● **Entries**
----------

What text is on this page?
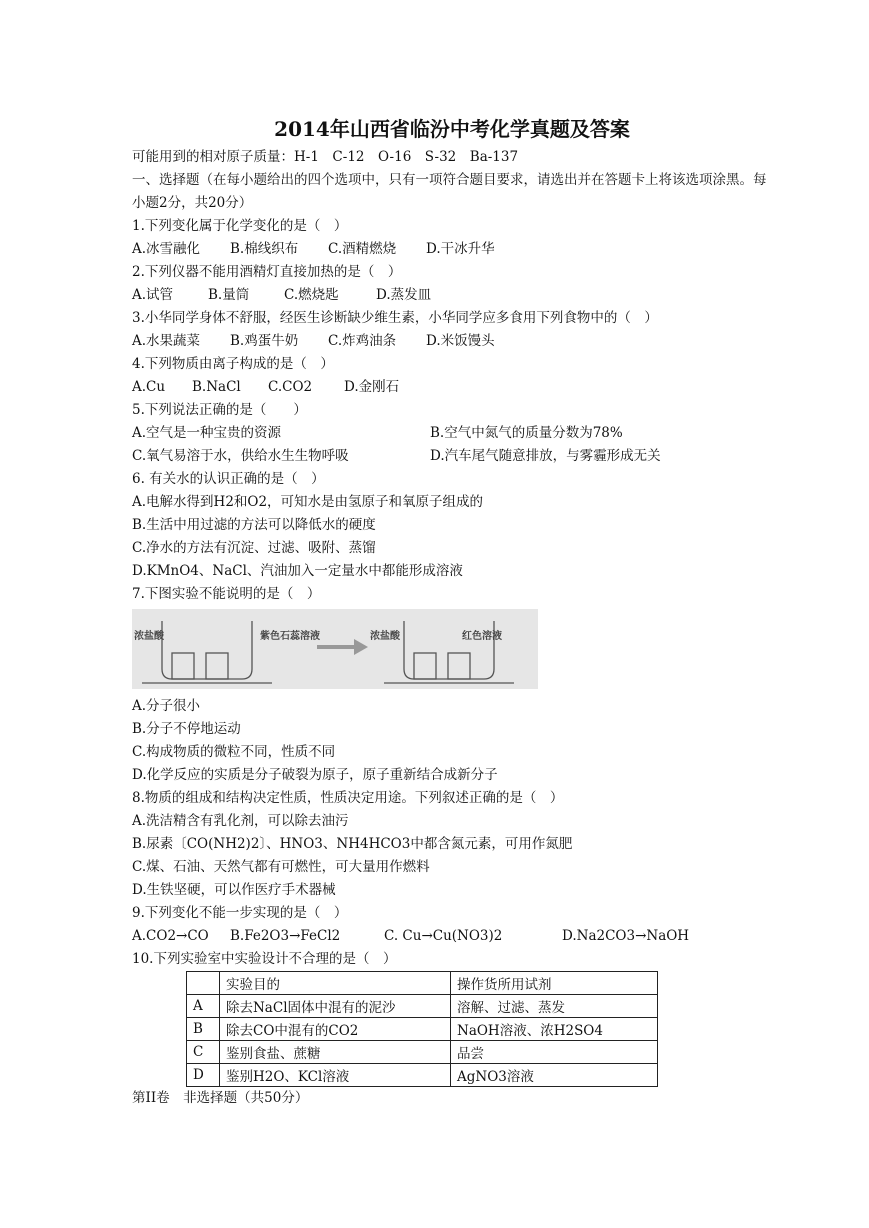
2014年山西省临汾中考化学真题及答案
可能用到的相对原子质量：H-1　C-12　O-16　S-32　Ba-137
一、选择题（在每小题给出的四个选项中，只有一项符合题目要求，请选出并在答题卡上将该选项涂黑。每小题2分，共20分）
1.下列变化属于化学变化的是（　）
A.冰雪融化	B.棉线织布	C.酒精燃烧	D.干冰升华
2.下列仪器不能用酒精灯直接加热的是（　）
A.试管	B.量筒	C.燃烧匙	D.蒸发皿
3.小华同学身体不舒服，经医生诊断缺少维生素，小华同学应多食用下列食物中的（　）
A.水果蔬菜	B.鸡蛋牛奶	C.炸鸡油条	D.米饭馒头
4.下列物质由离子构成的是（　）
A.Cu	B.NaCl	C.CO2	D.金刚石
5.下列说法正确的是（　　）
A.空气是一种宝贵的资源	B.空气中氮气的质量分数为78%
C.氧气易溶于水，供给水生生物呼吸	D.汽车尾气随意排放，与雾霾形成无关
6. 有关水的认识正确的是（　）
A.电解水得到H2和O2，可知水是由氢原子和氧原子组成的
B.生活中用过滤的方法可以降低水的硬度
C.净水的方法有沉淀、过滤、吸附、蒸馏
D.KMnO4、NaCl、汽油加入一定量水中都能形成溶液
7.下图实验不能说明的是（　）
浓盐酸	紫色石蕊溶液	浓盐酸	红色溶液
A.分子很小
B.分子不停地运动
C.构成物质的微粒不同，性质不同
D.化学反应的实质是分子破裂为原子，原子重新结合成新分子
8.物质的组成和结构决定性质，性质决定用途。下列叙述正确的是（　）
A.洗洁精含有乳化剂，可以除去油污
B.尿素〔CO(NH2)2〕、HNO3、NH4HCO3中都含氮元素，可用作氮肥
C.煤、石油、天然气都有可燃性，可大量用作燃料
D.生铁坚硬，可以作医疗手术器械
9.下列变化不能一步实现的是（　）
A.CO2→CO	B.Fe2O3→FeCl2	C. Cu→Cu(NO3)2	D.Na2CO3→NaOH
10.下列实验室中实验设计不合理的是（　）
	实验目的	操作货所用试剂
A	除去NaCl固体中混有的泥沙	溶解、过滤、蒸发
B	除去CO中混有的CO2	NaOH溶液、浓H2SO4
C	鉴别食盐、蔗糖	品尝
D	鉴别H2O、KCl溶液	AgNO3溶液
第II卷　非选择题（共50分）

----------

● **What you will do**
Reproduce the entries above exactly. Do not include the images.

● **Response for this exercise**
What text is on this page?
2014年山西省临汾中考化学真题及答案
可能用到的相对原子质量：H-1　C-12　O-16　S-32　Ba-137
一、选择题（在每小题给出的四个选项中，只有一项符合题目要求，请选出并在答题卡上将该选项涂黑。每小题2分，共20分）
1.下列变化属于化学变化的是（　）
A.冰雪融化	B.棉线织布	C.酒精燃烧	D.干冰升华
2.下列仪器不能用酒精灯直接加热的是（　）
A.试管	B.量筒	C.燃烧匙	D.蒸发皿
3.小华同学身体不舒服，经医生诊断缺少维生素，小华同学应多食用下列食物中的（　）
A.水果蔬菜	B.鸡蛋牛奶	C.炸鸡油条	D.米饭馒头
4.下列物质由离子构成的是（　）
A.Cu	B.NaCl	C.CO2	D.金刚石
5.下列说法正确的是（　　）
A.空气是一种宝贵的资源	B.空气中氮气的质量分数为78%
C.氧气易溶于水，供给水生生物呼吸	D.汽车尾气随意排放，与雾霾形成无关
6. 有关水的认识正确的是（　）
A.电解水得到H2和O2，可知水是由氢原子和氧原子组成的
B.生活中用过滤的方法可以降低水的硬度
C.净水的方法有沉淀、过滤、吸附、蒸馏
D.KMnO4、NaCl、汽油加入一定量水中都能形成溶液
7.下图实验不能说明的是（　）
浓盐酸	紫色石蕊溶液	浓盐酸	红色溶液
A.分子很小
B.分子不停地运动
C.构成物质的微粒不同，性质不同
D.化学反应的实质是分子破裂为原子，原子重新结合成新分子
8.物质的组成和结构决定性质，性质决定用途。下列叙述正确的是（　）
A.洗洁精含有乳化剂，可以除去油污
B.尿素〔CO(NH2)2〕、HNO3、NH4HCO3中都含氮元素，可用作氮肥
C.煤、石油、天然气都有可燃性，可大量用作燃料
D.生铁坚硬，可以作医疗手术器械
9.下列变化不能一步实现的是（　）
A.CO2→CO	B.Fe2O3→FeCl2	C. Cu→Cu(NO3)2	D.Na2CO3→NaOH
10.下列实验室中实验设计不合理的是（　）
	实验目的	操作货所用试剂
A	除去NaCl固体中混有的泥沙	溶解、过滤、蒸发
B	除去CO中混有的CO2	NaOH溶液、浓H2SO4
C	鉴别食盐、蔗糖	品尝
D	鉴别H2O、KCl溶液	AgNO3溶液
第II卷　非选择题（共50分）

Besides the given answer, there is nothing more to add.